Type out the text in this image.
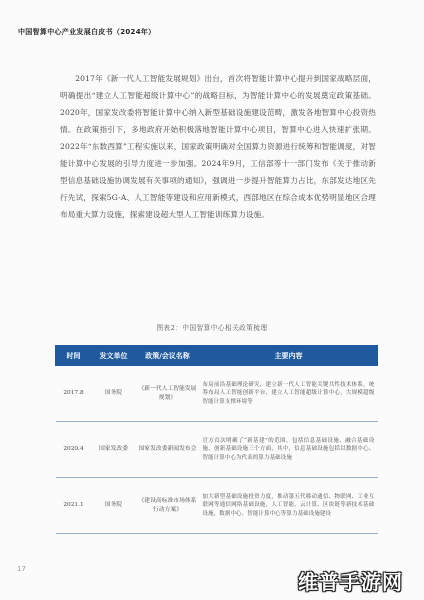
中国智算中心产业发展白皮书（2024年）

2017年《新一代人工智能发展规划》出台，首次将智能计算中心提升到国家战略层面，明确提出“建立人工智能超级计算中心”的战略目标，为智能计算中心的发展奠定政策基础。2020年，国家发改委将智能计算中心纳入新型基础设施建设范畴，激发各地智算中心投资热情。在政策指引下，多地政府开始积极落地智能计算中心项目，智算中心进入快速扩张期。2022年“东数西算”工程实施以来，国家政策明确对全国算力资源进行统筹和智能调度，对智能计算中心发展的引导力度进一步加强。2024年9月，工信部等十一部门发布《关于推动新型信息基础设施协调发展有关事项的通知》，强调进一步提升智能算力占比，东部发达地区先行先试，探索5G-A、人工智能等建设和应用新模式，西部地区在综合成本优势明显地区合理布局重大算力设施，探索建设超大型人工智能训练算力设施。

图表2：中国智算中心相关政策梳理
时间	发文单位	政策/会议名称	主要内容
2017.8	国务院	《新一代人工智能发展规划》	布局前沿基础理论研究，建立新一代人工智能关键共性技术体系，统筹布局人工智能创新平台，建立人工智能超级计算中心，大规模超级智能计算支撑环境等
2020.4	国家发改委	国家发改委新闻发布会	官方首次明确了“新基建”的范围，包括信息基础设施、融合基础设施、创新基础设施三个方面，其中，信息基础设施包括以数据中心、智能计算中心为代表的算力基础设施
2021.1	国务院	《建设高标准市场体系行动方案》	加大新型基础设施投资力度，推动第五代移动通信、物联网、工业互联网等通信网络基础设施，人工智能、云计算、区块链等新技术基础设施，数据中心、智能计算中心等算力基础设施建设
17
维普手游网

★ ★ ★ ★

(GIVEN TASK):
Tally the lines of the data that contain the string "建立人工智能超级计算中心" and report the total alone.

(COMPLETE RESPONSE):
2